====== TEXTE À LIRE ======

Cette pression aux examens a aussi entrainé la multiplication pour les enfants des cours de soutien. Une étude publiée en 2016 dans le Straits Times montrait que 8 enfants sur 10 suivaient des cours de soutien. Et ces cours commencent dès la crèche… 

  • l’importance de la  notion de Kiasu , mot chinois pour définir la "peur de perdre" ou "de ne pas être le meilleur" implique cette exigence scolaire, relayée par des parents très impliqués. 

 

Singapour a pris conscience de ces faiblesses. Au delà des ces très bons résultats, les élèves ne réussissent pas forcément plus brillamment dans leur carrière. Il est important aujourd’hui d’apporter d’autres compétences à la cité-Etat. Un nouveau plan éducatif a été lancé pour adapter leur système au contexte actuel et relâcher la pression sur les enfants.

====== DONNÉES FOURNIES ======

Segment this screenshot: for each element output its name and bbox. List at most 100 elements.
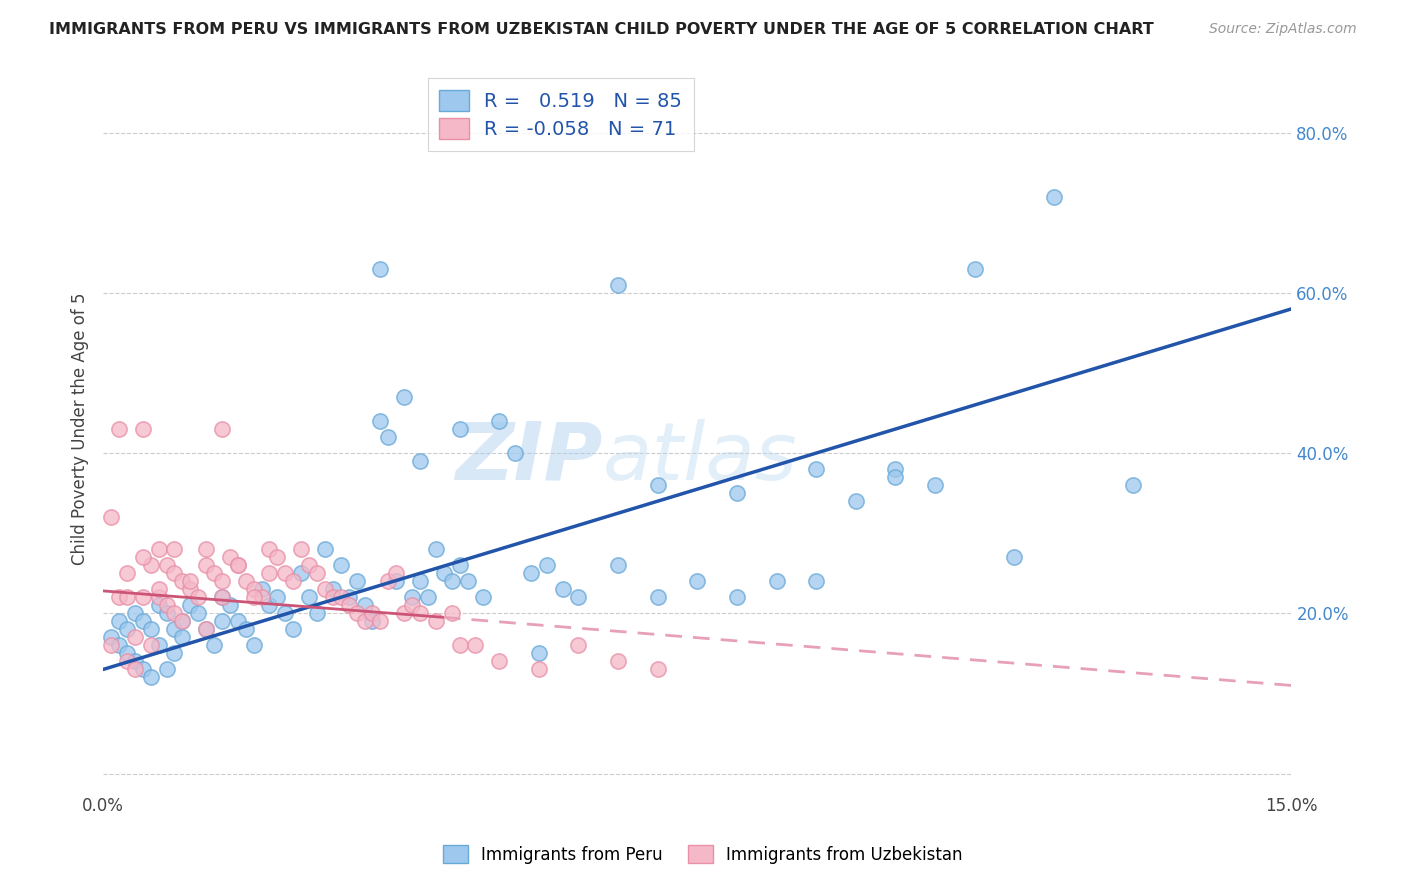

======

CONSIGNE: Poursuivez le texte sur la pression scolaire à Singapour en reprenant juste après sa dernière phrase. Les données fournies proviennent d'une source distincte de celle du texte.

RÉSULTAT ATTENDU:
Cette méthode singapourienne s’épanouit donc dans un contexte éducatif bien différent du nôtre. Les enfants singapouriens seraient- ils aussi forts que ça sans ces cours particuliers et cette notion de Kiasu induite par leurs parents ? La question mérite d’être posée avant de s’enflammer pour une méthode qui a fait ses preuves certes, mais dans un certain contexte de développement d’un pays. Singapour a réussi là où elle souhaitait réussir, et plutôt brillamment. 

 

 

Et si s’inspirer de Singapour ne serait-il pas déjà de confier la réflexion sur l‘apprentissage des maths à un médaillé Fields ? 
Ou d' adopter pour notre pays une vision, une ambition sur le long terme : c’est-à-dire penser notre éducation nationale sur une génération en fonction d’objectifs concrets, en réévaluant régulièrement ce « master plan » en toute sincérité et sans idéologie juste pour le bien de nos enfants...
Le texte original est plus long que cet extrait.